Data in this exercise ->
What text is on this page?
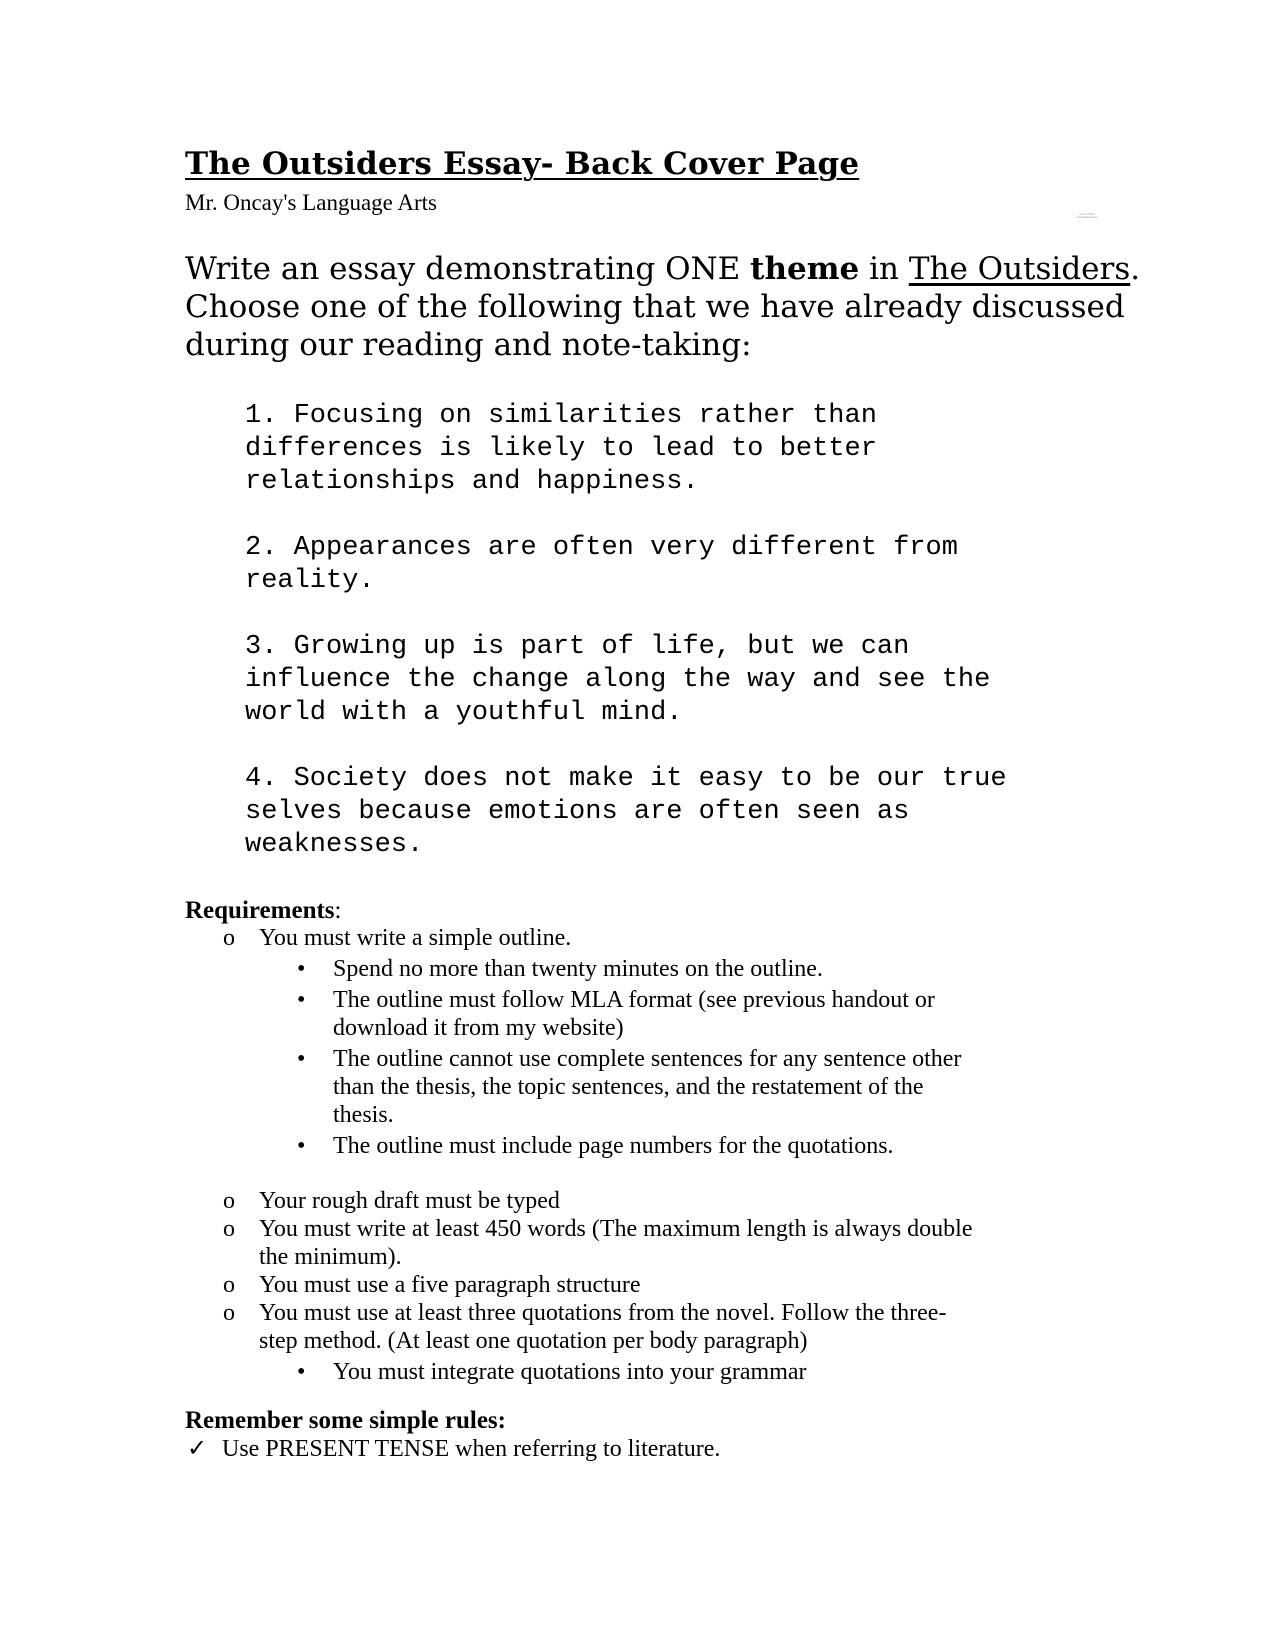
The Outsiders Essay- Back Cover Page
Mr. Oncay's Language Arts	▪▪▪▪ ▪▪ ▪▪▪▪▪▪▪
▪▪▪▪▪▪▪▪▪▪▪▪▪▪▪▪▪▪▪▪
Write an essay demonstrating ONE theme in The Outsiders.
Choose one of the following that we have already discussed
during our reading and note-taking:
1. Focusing on similarities rather than
differences is likely to lead to better
relationships and happiness.
2. Appearances are often very different from
reality.
3. Growing up is part of life, but we can
influence the change along the way and see the
world with a youthful mind.
4. Society does not make it easy to be our true
selves because emotions are often seen as
weaknesses.
Requirements:
o You must write a simple outline.
• Spend no more than twenty minutes on the outline.
• The outline must follow MLA format (see previous handout or
download it from my website)
• The outline cannot use complete sentences for any sentence other
than the thesis, the topic sentences, and the restatement of the
thesis.
• The outline must include page numbers for the quotations.
o Your rough draft must be typed
o You must write at least 450 words (The maximum length is always double
the minimum).
o You must use a five paragraph structure
o You must use at least three quotations from the novel. Follow the three-
step method. (At least one quotation per body paragraph)
• You must integrate quotations into your grammar
Remember some simple rules:
✓ Use PRESENT TENSE when referring to literature.
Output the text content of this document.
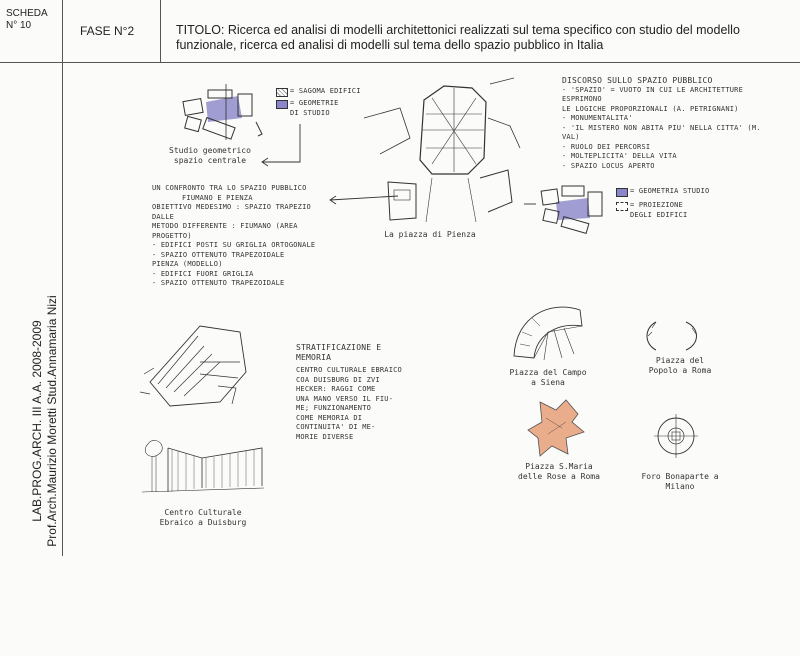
SCHEDA
N° 10	FASE N°2	TITOLO: Ricerca ed analisi di modelli architettonici realizzati sul tema specifico con studio del modello funzionale, ricerca ed analisi di modelli sul tema dello spazio pubblico in Italia
LAB.PROG.ARCH. III A.A. 2008-2009 Prof.Arch.Maurizio Moretti Stud.Annamaria Nizi
= SAGOMA EDIFICI
= GEOMETRIE DI STUDIO
Studio geometrico spazio centrale
UN CONFRONTO TRA LO SPAZIO PUBBLICO
FIUMANO E PIENZA
OBIETTIVO MEDESIMO : SPAZIO TRAPEZIO
DALLE
METODO DIFFERENTE : FIUMANO (AREA
PROGETTO)
- EDIFICI POSTI SU GRIGLIA ORTOGONALE
- SPAZIO OTTENUTO TRAPEZOIDALE
PIENZA (MODELLO)
- EDIFICI FUORI GRIGLIA
- SPAZIO OTTENUTO TRAPEZOIDALE
La piazza di Pienza
DISCORSO SULLO SPAZIO PUBBLICO
- 'SPAZIO' = VUOTO IN CUI LE ARCHITETTURE ESPRIMONO
LE LOGICHE PROPORZIONALI (A. PETRIGNANI)
- MONUMENTALITA'
- 'IL MISTERO NON ABITA PIU' NELLA CITTA' (M. VAL)
- RUOLO DEI PERCORSI
- MOLTEPLICITA' DELLA VITA
- SPAZIO LOCUS APERTO
= GEOMETRIA STUDIO
= PROIEZIONE DEGLI EDIFICI
Centro Culturale Ebraico a Duisburg
STRATIFICAZIONE E MEMORIA
CENTRO CULTURALE EBRAICO
COA DUISBURG DI ZVI
HECKER: RAGGI COME
UNA MANO VERSO IL FIU-
ME; FUNZIONAMENTO
COME MEMORIA DI
CONTINUITA' DI ME-
MORIE DIVERSE
Piazza del Campo a Siena
Piazza del Popolo a Roma
Piazza S.Maria delle Rose a Roma	Foro Bonaparte a Milano
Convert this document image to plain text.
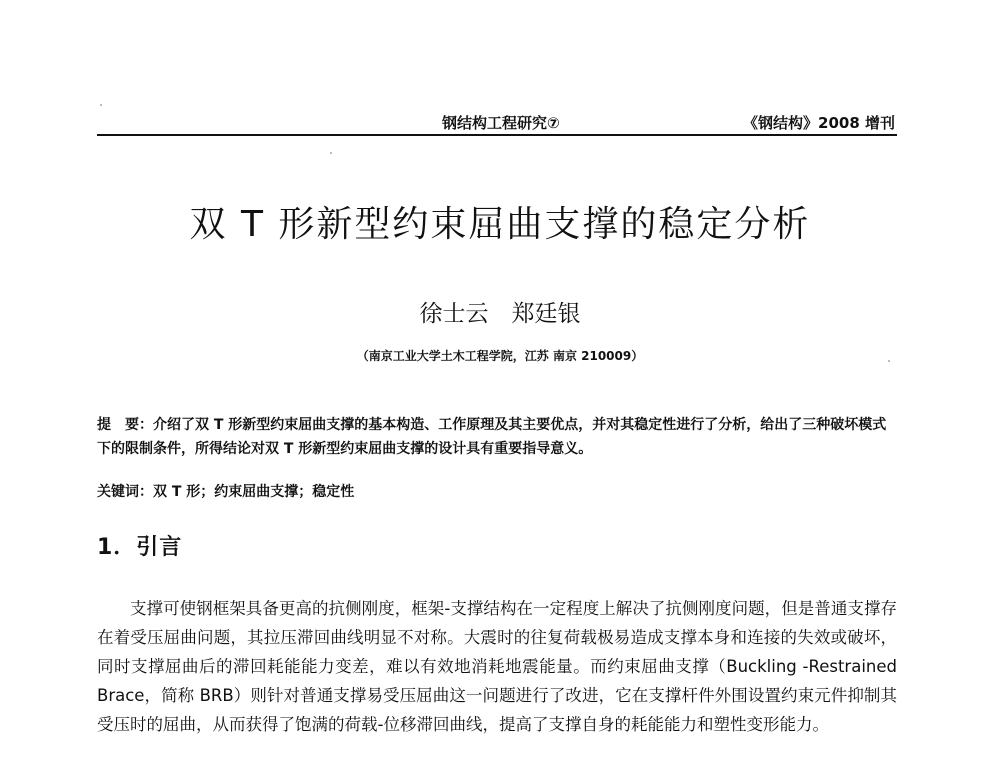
钢结构工程研究⑦	《钢结构》2008 增刊
双 T 形新型约束屈曲支撑的稳定分析
徐士云　郑廷银
（南京工业大学土木工程学院，江苏 南京 210009）
提　要：介绍了双 T 形新型约束屈曲支撑的基本构造、工作原理及其主要优点，并对其稳定性进行了分析，给出了三种破坏模式下的限制条件，所得结论对双 T 形新型约束屈曲支撑的设计具有重要指导意义。
关键词：双 T 形；约束屈曲支撑；稳定性
1．引言
支撑可使钢框架具备更高的抗侧刚度，框架-支撑结构在一定程度上解决了抗侧刚度问题，但是普通支撑存在着受压屈曲问题，其拉压滞回曲线明显不对称。大震时的往复荷载极易造成支撑本身和连接的失效或破坏，同时支撑屈曲后的滞回耗能能力变差，难以有效地消耗地震能量。而约束屈曲支撑（Buckling -Restrained Brace，简称 BRB）则针对普通支撑易受压屈曲这一问题进行了改进，它在支撑杆件外围设置约束元件抑制其受压时的屈曲，从而获得了饱满的荷载-位移滞回曲线，提高了支撑自身的耗能能力和塑性变形能力。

What the task requires -> Without including any pictures, please restate all the records exactly.

Written response ->
What text is on this page?
The Outsiders Essay- Back Cover Page
Mr. Oncay's Language Arts	▪▪▪▪ ▪▪ ▪▪▪▪▪▪▪
▪▪▪▪▪▪▪▪▪▪▪▪▪▪▪▪▪▪▪▪
Write an essay demonstrating ONE theme in The Outsiders.
Choose one of the following that we have already discussed
during our reading and note-taking:
1. Focusing on similarities rather than
differences is likely to lead to better
relationships and happiness.
2. Appearances are often very different from
reality.
3. Growing up is part of life, but we can
influence the change along the way and see the
world with a youthful mind.
4. Society does not make it easy to be our true
selves because emotions are often seen as
weaknesses.
Requirements:
o You must write a simple outline.
• Spend no more than twenty minutes on the outline.
• The outline must follow MLA format (see previous handout or
download it from my website)
• The outline cannot use complete sentences for any sentence other
than the thesis, the topic sentences, and the restatement of the
thesis.
• The outline must include page numbers for the quotations.
o Your rough draft must be typed
o You must write at least 450 words (The maximum length is always double
the minimum).
o You must use a five paragraph structure
o You must use at least three quotations from the novel. Follow the three-
step method. (At least one quotation per body paragraph)
• You must integrate quotations into your grammar
Remember some simple rules:
✓ Use PRESENT TENSE when referring to literature.
Output the text content of this document.
SCHEDA
N° 10	FASE N°2	TITOLO: Ricerca ed analisi di modelli architettonici realizzati sul tema specifico con studio del modello funzionale, ricerca ed analisi di modelli sul tema dello spazio pubblico in Italia
LAB.PROG.ARCH. III A.A. 2008-2009 Prof.Arch.Maurizio Moretti Stud.Annamaria Nizi
= SAGOMA EDIFICI
= GEOMETRIE DI STUDIO
Studio geometrico spazio centrale
UN CONFRONTO TRA LO SPAZIO PUBBLICO
FIUMANO E PIENZA
OBIETTIVO MEDESIMO : SPAZIO TRAPEZIO
DALLE
METODO DIFFERENTE : FIUMANO (AREA
PROGETTO)
- EDIFICI POSTI SU GRIGLIA ORTOGONALE
- SPAZIO OTTENUTO TRAPEZOIDALE
PIENZA (MODELLO)
- EDIFICI FUORI GRIGLIA
- SPAZIO OTTENUTO TRAPEZOIDALE
La piazza di Pienza
DISCORSO SULLO SPAZIO PUBBLICO
- 'SPAZIO' = VUOTO IN CUI LE ARCHITETTURE ESPRIMONO
LE LOGICHE PROPORZIONALI (A. PETRIGNANI)
- MONUMENTALITA'
- 'IL MISTERO NON ABITA PIU' NELLA CITTA' (M. VAL)
- RUOLO DEI PERCORSI
- MOLTEPLICITA' DELLA VITA
- SPAZIO LOCUS APERTO
= GEOMETRIA STUDIO
= PROIEZIONE DEGLI EDIFICI
Centro Culturale Ebraico a Duisburg
STRATIFICAZIONE E MEMORIA
CENTRO CULTURALE EBRAICO
COA DUISBURG DI ZVI
HECKER: RAGGI COME
UNA MANO VERSO IL FIU-
ME; FUNZIONAMENTO
COME MEMORIA DI
CONTINUITA' DI ME-
MORIE DIVERSE
Piazza del Campo a Siena
Piazza del Popolo a Roma
Piazza S.Maria delle Rose a Roma	Foro Bonaparte a Milano
Convert this document image to plain text.
钢结构工程研究⑦	《钢结构》2008 增刊
双 T 形新型约束屈曲支撑的稳定分析
徐士云　郑廷银
（南京工业大学土木工程学院，江苏 南京 210009）
提　要：介绍了双 T 形新型约束屈曲支撑的基本构造、工作原理及其主要优点，并对其稳定性进行了分析，给出了三种破坏模式下的限制条件，所得结论对双 T 形新型约束屈曲支撑的设计具有重要指导意义。
关键词：双 T 形；约束屈曲支撑；稳定性
1．引言
支撑可使钢框架具备更高的抗侧刚度，框架-支撑结构在一定程度上解决了抗侧刚度问题，但是普通支撑存在着受压屈曲问题，其拉压滞回曲线明显不对称。大震时的往复荷载极易造成支撑本身和连接的失效或破坏，同时支撑屈曲后的滞回耗能能力变差，难以有效地消耗地震能量。而约束屈曲支撑（Buckling -Restrained Brace，简称 BRB）则针对普通支撑易受压屈曲这一问题进行了改进，它在支撑杆件外围设置约束元件抑制其受压时的屈曲，从而获得了饱满的荷载-位移滞回曲线，提高了支撑自身的耗能能力和塑性变形能力。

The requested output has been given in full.